*DATASET CONTENT*.
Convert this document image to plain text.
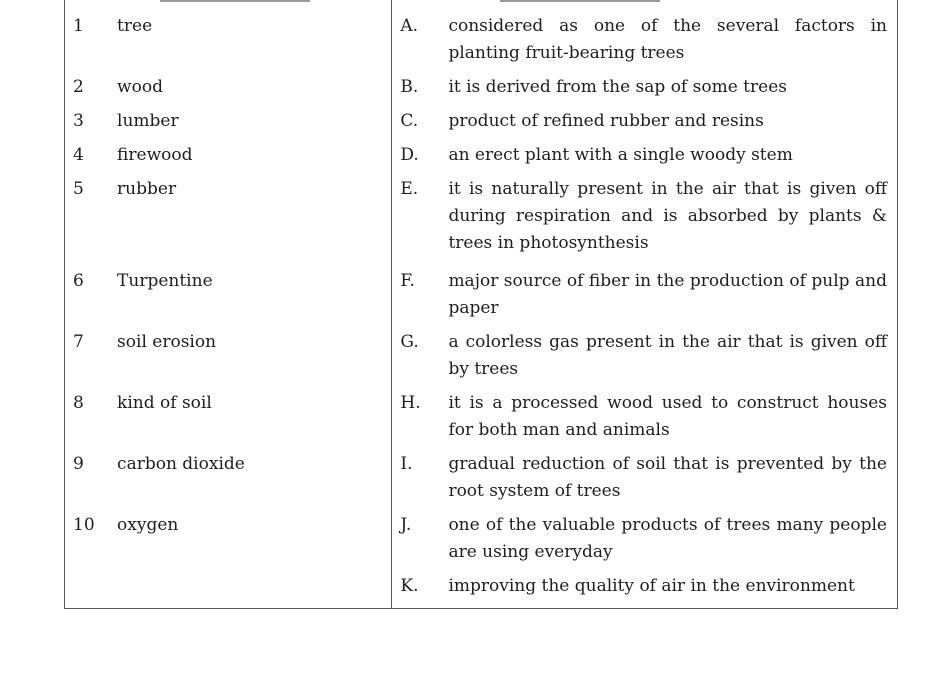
1	tree	A.	considered as one of the several factors in planting fruit-bearing trees
2	wood	B.	it is derived from the sap of some trees
3	lumber	C.	product of refined rubber and resins
4	firewood	D.	an erect plant with a single woody stem
5	rubber	E.	it is naturally present in the air that is given off during respiration and is absorbed by plants & trees in photosynthesis
6	Turpentine	F.	major source of fiber in the production of pulp and paper
7	soil erosion	G.	a colorless gas present in the air that is given off by trees
8	kind of soil	H.	it is a processed wood used to construct houses for both man and animals
9	carbon dioxide	I.	gradual reduction of soil that is prevented by the root system of trees
10	oxygen	J.	one of the valuable products of trees many people are using everyday
		K.	improving the quality of air in the environment
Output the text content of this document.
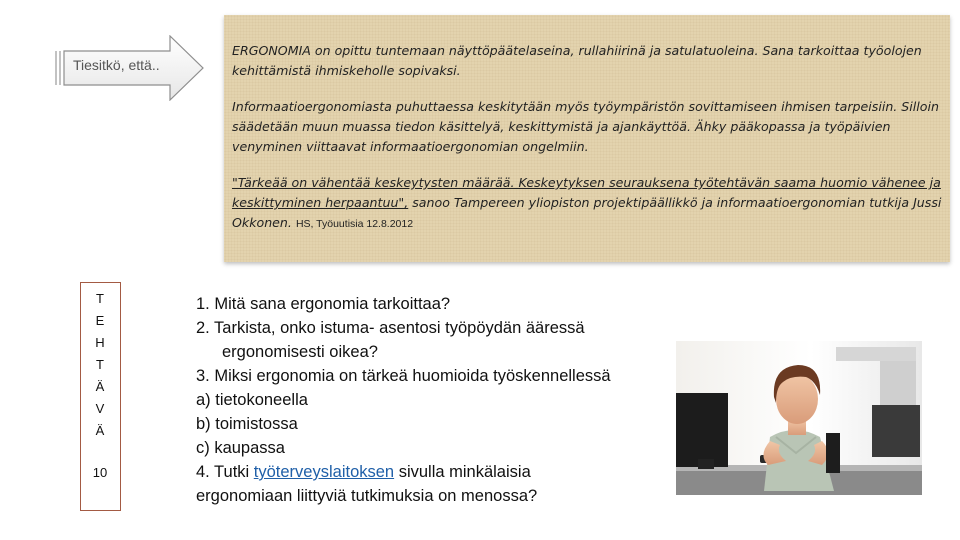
Tiesitkö, että..

ERGONOMIA on opittu tuntemaan näyttöpäätelaseina, rullahiirinä ja satulatuoleina. Sana tarkoittaa työolojen kehittämistä ihmiskeholle sopivaksi.

Informaatioergonomiasta puhuttaessa keskitytään myös työympäristön sovittamiseen ihmisen tarpeisiin. Silloin säädetään muun muassa tiedon käsittelyä, keskittymistä ja ajankäyttöä. Ähky pääkopassa ja työpäivien venyminen viittaavat informaatioergonomian ongelmiin.

"Tärkeää on vähentää keskeytysten määrää. Keskeytyksen seurauksena työtehtävän saama huomio vähenee ja keskittyminen herpaantuu", sanoo Tampereen yliopiston projektipäällikkö ja informaatioergonomian tutkija Jussi Okkonen. HS, Työuutisia 12.8.2012

T
E
H
T
Ä
V
Ä
10
1. Mitä sana ergonomia tarkoittaa?
2. Tarkista, onko istuma- asentosi työpöydän ääressä
ergonomisesti oikea?
3. Miksi ergonomia on tärkeä huomioida työskennellessä
a) tietokoneella
b) toimistossa
c) kaupassa
4. Tutki työterveyslaitoksen sivulla minkälaisia
ergonomiaan liittyviä tutkimuksia on menossa?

*WORK TO COMPLETE*. From the records above, pull out every line containing the word "document".

*OUTPUT*.
Convert this document image to plain text.
Output the text content of this document.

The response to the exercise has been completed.